Records:
↓

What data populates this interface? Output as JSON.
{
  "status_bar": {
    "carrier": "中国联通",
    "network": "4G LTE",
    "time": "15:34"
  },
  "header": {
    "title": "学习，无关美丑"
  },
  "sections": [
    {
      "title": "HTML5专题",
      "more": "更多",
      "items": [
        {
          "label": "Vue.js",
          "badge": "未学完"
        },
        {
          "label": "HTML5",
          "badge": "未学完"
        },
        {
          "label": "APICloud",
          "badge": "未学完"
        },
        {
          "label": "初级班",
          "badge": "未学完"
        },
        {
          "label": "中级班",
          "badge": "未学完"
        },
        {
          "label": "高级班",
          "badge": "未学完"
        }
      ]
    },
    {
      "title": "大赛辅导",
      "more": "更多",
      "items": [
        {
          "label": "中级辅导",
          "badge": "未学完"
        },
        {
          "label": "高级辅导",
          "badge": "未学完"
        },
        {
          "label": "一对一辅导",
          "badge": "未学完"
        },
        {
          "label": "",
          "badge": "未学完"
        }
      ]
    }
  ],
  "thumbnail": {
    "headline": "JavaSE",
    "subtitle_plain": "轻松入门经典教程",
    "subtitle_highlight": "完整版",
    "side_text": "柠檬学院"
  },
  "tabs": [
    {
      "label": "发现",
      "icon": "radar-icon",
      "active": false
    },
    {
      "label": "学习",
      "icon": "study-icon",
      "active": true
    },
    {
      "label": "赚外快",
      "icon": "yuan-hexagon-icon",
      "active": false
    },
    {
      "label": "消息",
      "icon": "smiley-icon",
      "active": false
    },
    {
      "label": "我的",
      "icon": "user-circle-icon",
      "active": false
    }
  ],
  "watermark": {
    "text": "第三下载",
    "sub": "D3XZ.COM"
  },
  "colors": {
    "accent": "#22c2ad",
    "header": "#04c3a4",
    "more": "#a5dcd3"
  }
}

↑

What is asked:
Output the listing above without altering a single character.

The response:
What data populates this interface? Output as JSON.
{
  "status_bar": {
    "carrier": "中国联通",
    "network": "4G LTE",
    "time": "15:34"
  },
  "header": {
    "title": "学习，无关美丑"
  },
  "sections": [
    {
      "title": "HTML5专题",
      "more": "更多",
      "items": [
        {
          "label": "Vue.js",
          "badge": "未学完"
        },
        {
          "label": "HTML5",
          "badge": "未学完"
        },
        {
          "label": "APICloud",
          "badge": "未学完"
        },
        {
          "label": "初级班",
          "badge": "未学完"
        },
        {
          "label": "中级班",
          "badge": "未学完"
        },
        {
          "label": "高级班",
          "badge": "未学完"
        }
      ]
    },
    {
      "title": "大赛辅导",
      "more": "更多",
      "items": [
        {
          "label": "中级辅导",
          "badge": "未学完"
        },
        {
          "label": "高级辅导",
          "badge": "未学完"
        },
        {
          "label": "一对一辅导",
          "badge": "未学完"
        },
        {
          "label": "",
          "badge": "未学完"
        }
      ]
    }
  ],
  "thumbnail": {
    "headline": "JavaSE",
    "subtitle_plain": "轻松入门经典教程",
    "subtitle_highlight": "完整版",
    "side_text": "柠檬学院"
  },
  "tabs": [
    {
      "label": "发现",
      "icon": "radar-icon",
      "active": false
    },
    {
      "label": "学习",
      "icon": "study-icon",
      "active": true
    },
    {
      "label": "赚外快",
      "icon": "yuan-hexagon-icon",
      "active": false
    },
    {
      "label": "消息",
      "icon": "smiley-icon",
      "active": false
    },
    {
      "label": "我的",
      "icon": "user-circle-icon",
      "active": false
    }
  ],
  "watermark": {
    "text": "第三下载",
    "sub": "D3XZ.COM"
  },
  "colors": {
    "accent": "#22c2ad",
    "header": "#04c3a4",
    "more": "#a5dcd3"
  }
}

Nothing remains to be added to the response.